=== Exercise task ===
In the records below, find each line containing the word "cumulative" and copy it.

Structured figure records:
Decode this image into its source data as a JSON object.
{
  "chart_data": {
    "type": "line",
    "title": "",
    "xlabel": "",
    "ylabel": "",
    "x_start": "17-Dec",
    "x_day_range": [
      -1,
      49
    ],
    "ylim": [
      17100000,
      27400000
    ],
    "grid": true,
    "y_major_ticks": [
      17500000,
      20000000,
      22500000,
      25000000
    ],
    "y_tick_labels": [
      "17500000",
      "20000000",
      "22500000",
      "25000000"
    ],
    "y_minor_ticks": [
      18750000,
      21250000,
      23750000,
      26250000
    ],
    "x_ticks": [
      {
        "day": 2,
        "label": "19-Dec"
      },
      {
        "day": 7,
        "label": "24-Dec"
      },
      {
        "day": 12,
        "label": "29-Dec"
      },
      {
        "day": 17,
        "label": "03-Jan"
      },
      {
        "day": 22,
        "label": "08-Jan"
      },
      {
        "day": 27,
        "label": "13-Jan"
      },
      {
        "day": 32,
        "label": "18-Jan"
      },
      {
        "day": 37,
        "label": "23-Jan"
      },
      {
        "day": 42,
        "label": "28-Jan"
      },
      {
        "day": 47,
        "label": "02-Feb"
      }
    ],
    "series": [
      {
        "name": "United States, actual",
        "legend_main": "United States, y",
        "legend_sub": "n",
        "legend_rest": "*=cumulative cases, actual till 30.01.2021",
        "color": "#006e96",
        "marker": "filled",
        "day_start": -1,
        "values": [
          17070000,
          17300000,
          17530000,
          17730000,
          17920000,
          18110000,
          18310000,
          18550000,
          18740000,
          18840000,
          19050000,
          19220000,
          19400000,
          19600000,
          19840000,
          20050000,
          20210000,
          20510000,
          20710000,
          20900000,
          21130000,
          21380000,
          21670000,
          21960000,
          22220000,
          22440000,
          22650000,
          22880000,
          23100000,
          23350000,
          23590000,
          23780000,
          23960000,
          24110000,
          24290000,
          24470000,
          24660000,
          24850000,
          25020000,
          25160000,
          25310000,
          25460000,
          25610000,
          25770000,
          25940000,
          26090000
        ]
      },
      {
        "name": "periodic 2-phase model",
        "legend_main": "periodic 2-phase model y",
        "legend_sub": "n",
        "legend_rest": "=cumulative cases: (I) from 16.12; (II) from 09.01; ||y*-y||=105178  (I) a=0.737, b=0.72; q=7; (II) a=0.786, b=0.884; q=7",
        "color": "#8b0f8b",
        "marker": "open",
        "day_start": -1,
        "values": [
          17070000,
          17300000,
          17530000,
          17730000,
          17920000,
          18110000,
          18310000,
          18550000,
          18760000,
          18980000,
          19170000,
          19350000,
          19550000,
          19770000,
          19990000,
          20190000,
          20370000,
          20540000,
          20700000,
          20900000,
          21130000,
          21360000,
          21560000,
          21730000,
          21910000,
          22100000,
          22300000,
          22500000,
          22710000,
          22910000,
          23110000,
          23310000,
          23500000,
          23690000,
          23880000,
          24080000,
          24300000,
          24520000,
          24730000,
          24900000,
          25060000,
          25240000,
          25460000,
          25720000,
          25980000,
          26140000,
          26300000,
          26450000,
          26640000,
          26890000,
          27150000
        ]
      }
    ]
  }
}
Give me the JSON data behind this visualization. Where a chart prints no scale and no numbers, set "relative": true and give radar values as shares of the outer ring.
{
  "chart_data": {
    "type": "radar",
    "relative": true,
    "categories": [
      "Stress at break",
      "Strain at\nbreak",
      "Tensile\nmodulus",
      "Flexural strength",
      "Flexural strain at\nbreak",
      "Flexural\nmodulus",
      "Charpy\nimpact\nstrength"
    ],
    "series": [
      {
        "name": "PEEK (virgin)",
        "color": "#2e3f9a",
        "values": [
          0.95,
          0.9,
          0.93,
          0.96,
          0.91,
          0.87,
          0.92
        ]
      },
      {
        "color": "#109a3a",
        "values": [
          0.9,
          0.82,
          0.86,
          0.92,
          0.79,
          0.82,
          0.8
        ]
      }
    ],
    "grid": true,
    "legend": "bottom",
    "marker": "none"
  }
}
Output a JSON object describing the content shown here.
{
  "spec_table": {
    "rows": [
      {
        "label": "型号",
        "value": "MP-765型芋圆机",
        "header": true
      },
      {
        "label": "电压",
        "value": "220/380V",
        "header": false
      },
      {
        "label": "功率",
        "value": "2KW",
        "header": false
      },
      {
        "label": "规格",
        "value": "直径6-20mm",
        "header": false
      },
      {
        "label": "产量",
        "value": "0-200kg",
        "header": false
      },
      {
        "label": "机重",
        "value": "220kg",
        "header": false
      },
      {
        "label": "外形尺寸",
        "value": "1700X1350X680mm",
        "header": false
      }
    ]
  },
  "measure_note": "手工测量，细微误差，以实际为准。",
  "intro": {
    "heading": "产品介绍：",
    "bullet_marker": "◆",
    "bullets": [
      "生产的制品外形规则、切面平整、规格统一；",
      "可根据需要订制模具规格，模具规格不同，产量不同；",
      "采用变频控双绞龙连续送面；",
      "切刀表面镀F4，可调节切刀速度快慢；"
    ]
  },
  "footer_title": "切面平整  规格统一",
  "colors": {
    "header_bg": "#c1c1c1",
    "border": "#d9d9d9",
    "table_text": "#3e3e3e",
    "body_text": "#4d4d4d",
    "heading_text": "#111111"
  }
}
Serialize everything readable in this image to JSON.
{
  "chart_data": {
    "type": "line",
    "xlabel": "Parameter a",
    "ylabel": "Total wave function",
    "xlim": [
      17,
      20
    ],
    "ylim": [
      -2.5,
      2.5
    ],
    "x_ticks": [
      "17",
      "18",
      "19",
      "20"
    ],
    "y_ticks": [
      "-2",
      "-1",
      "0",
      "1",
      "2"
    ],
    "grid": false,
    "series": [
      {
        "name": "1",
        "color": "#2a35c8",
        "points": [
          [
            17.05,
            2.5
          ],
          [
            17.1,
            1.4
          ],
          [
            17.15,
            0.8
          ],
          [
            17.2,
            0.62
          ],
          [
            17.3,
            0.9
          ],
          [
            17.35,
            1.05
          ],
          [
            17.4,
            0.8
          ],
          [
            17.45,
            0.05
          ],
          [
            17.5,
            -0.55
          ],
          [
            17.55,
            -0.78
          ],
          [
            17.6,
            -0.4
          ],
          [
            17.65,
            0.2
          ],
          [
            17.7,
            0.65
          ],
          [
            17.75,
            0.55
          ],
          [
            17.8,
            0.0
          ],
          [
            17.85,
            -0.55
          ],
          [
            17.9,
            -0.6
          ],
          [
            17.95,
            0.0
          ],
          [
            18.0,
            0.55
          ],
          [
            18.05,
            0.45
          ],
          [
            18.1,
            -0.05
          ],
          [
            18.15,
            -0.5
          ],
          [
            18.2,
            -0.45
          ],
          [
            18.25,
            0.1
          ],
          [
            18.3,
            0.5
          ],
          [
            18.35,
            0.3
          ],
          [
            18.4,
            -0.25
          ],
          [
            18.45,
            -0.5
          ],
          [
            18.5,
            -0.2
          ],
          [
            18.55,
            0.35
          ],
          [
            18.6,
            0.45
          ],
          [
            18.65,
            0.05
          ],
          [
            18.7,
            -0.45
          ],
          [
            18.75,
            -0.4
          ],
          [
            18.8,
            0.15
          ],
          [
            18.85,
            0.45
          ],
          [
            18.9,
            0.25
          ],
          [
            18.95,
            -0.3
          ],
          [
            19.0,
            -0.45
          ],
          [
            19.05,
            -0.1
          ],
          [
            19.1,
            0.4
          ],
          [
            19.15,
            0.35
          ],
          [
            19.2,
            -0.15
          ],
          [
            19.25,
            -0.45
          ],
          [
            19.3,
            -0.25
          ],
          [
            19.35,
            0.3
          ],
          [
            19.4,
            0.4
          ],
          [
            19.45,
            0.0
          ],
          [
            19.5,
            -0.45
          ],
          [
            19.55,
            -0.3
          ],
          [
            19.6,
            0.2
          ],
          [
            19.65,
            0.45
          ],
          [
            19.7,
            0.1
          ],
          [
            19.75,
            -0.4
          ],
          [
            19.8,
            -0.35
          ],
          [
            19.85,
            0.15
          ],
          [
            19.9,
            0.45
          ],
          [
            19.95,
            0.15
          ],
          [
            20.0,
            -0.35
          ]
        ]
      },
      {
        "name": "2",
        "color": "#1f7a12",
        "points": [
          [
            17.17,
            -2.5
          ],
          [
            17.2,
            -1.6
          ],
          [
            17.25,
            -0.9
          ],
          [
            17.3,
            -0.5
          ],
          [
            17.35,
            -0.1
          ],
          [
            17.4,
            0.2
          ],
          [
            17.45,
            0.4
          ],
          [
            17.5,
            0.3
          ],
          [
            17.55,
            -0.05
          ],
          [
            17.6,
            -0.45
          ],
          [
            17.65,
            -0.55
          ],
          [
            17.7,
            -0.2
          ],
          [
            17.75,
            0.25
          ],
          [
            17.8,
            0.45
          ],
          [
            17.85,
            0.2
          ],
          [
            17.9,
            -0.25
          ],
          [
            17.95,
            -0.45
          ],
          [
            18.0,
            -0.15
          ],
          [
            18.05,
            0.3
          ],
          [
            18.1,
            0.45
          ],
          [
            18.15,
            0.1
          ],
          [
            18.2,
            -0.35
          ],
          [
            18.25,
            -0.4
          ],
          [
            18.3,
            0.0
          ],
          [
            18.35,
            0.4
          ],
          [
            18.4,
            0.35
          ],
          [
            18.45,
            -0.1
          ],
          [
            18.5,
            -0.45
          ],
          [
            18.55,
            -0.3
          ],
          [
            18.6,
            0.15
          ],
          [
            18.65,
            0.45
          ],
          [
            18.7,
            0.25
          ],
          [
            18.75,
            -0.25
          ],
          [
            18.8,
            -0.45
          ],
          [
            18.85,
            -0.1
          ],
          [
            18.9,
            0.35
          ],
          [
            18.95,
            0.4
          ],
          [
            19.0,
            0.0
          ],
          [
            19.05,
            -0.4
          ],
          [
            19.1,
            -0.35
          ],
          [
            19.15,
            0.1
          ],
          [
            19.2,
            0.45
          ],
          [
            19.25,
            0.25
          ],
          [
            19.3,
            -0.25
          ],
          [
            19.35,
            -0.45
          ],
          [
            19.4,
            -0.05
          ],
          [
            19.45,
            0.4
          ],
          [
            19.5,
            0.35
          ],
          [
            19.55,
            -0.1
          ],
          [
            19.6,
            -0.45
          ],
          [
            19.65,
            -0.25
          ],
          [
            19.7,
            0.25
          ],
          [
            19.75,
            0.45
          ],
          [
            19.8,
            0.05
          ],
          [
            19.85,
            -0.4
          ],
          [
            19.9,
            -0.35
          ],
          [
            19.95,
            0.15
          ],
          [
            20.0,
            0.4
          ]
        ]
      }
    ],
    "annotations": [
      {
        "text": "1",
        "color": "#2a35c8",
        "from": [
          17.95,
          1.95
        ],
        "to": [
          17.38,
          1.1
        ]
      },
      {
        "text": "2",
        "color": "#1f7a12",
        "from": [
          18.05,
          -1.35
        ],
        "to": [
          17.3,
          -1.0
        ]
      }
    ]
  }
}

=== Written answer ===
        "legend_rest": "*=cumulative cases, actual till 30.01.2021",
        "legend_rest": "=cumulative cases: (I) from 16.12; (II) from 09.01; ||y*-y||=105178  (I) a=0.737, b=0.72; q=7; (II) a=0.786, b=0.884; q=7",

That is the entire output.